◆ Exercise aim: Repeat each line word for word.
··· Supplied data
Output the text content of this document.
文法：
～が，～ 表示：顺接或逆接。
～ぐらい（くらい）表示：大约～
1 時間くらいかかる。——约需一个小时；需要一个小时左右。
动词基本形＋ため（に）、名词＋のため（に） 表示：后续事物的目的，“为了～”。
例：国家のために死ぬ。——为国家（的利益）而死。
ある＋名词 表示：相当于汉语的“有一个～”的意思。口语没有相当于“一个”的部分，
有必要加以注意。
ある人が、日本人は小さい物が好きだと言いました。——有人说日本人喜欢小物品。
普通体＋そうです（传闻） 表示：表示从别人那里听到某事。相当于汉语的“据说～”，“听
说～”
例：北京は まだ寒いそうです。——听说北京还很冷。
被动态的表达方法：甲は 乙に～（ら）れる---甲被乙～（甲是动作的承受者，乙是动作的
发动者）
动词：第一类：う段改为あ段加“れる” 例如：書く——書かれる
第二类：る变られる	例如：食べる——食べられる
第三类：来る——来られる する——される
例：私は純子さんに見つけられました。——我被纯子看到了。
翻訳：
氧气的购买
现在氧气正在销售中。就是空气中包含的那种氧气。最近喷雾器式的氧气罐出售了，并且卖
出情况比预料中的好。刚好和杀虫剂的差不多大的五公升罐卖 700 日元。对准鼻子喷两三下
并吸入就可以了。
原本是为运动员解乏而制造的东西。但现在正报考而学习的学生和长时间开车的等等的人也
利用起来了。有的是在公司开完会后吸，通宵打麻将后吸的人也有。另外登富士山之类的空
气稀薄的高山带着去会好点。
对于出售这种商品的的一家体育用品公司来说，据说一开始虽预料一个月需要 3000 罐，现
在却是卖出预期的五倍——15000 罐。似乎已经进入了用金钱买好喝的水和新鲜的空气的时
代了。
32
······
◆ Answer to this problem:
Output the text content of this document.
文法：
～が，～ 表示：顺接或逆接。
～ぐらい（くらい）表示：大约～
1 時間くらいかかる。——约需一个小时；需要一个小时左右。
动词基本形＋ため（に）、名词＋のため（に） 表示：后续事物的目的，“为了～”。
例：国家のために死ぬ。——为国家（的利益）而死。
ある＋名词 表示：相当于汉语的“有一个～”的意思。口语没有相当于“一个”的部分，
有必要加以注意。
ある人が、日本人は小さい物が好きだと言いました。——有人说日本人喜欢小物品。
普通体＋そうです（传闻） 表示：表示从别人那里听到某事。相当于汉语的“据说～”，“听
说～”
例：北京は まだ寒いそうです。——听说北京还很冷。
被动态的表达方法：甲は 乙に～（ら）れる---甲被乙～（甲是动作的承受者，乙是动作的
发动者）
动词：第一类：う段改为あ段加“れる” 例如：書く——書かれる
第二类：る变られる	例如：食べる——食べられる
第三类：来る——来られる する——される
例：私は純子さんに見つけられました。——我被纯子看到了。
翻訳：
氧气的购买
现在氧气正在销售中。就是空气中包含的那种氧气。最近喷雾器式的氧气罐出售了，并且卖
出情况比预料中的好。刚好和杀虫剂的差不多大的五公升罐卖 700 日元。对准鼻子喷两三下
并吸入就可以了。
原本是为运动员解乏而制造的东西。但现在正报考而学习的学生和长时间开车的等等的人也
利用起来了。有的是在公司开完会后吸，通宵打麻将后吸的人也有。另外登富士山之类的空
气稀薄的高山带着去会好点。
对于出售这种商品的的一家体育用品公司来说，据说一开始虽预料一个月需要 3000 罐，现
在却是卖出预期的五倍——15000 罐。似乎已经进入了用金钱买好喝的水和新鲜的空气的时
代了。
32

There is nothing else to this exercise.